- **What you are asked to do**
Reproduce the material that follows exactly, with no line left out.

- **Task input**
----------

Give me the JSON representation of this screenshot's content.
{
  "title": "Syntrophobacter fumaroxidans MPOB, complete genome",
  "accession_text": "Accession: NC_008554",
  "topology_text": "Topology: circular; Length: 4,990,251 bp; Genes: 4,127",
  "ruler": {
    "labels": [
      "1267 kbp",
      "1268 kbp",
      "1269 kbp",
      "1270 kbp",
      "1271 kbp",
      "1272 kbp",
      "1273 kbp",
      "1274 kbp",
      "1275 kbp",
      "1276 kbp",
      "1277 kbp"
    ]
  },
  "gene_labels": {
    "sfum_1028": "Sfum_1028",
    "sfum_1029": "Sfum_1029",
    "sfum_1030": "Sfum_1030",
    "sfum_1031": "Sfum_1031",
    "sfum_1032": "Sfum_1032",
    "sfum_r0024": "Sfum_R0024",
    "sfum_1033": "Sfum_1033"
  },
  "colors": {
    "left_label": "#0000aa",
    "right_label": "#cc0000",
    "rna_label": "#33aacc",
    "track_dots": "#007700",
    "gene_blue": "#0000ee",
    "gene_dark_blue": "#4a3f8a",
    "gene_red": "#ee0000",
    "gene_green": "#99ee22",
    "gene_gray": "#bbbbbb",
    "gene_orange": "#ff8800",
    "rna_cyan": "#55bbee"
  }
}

----------

- **Task solution**
Give me the JSON representation of this screenshot's content.
{
  "title": "Syntrophobacter fumaroxidans MPOB, complete genome",
  "accession_text": "Accession: NC_008554",
  "topology_text": "Topology: circular; Length: 4,990,251 bp; Genes: 4,127",
  "ruler": {
    "labels": [
      "1267 kbp",
      "1268 kbp",
      "1269 kbp",
      "1270 kbp",
      "1271 kbp",
      "1272 kbp",
      "1273 kbp",
      "1274 kbp",
      "1275 kbp",
      "1276 kbp",
      "1277 kbp"
    ]
  },
  "gene_labels": {
    "sfum_1028": "Sfum_1028",
    "sfum_1029": "Sfum_1029",
    "sfum_1030": "Sfum_1030",
    "sfum_1031": "Sfum_1031",
    "sfum_1032": "Sfum_1032",
    "sfum_r0024": "Sfum_R0024",
    "sfum_1033": "Sfum_1033"
  },
  "colors": {
    "left_label": "#0000aa",
    "right_label": "#cc0000",
    "rna_label": "#33aacc",
    "track_dots": "#007700",
    "gene_blue": "#0000ee",
    "gene_dark_blue": "#4a3f8a",
    "gene_red": "#ee0000",
    "gene_green": "#99ee22",
    "gene_gray": "#bbbbbb",
    "gene_orange": "#ff8800",
    "rna_cyan": "#55bbee"
  }
}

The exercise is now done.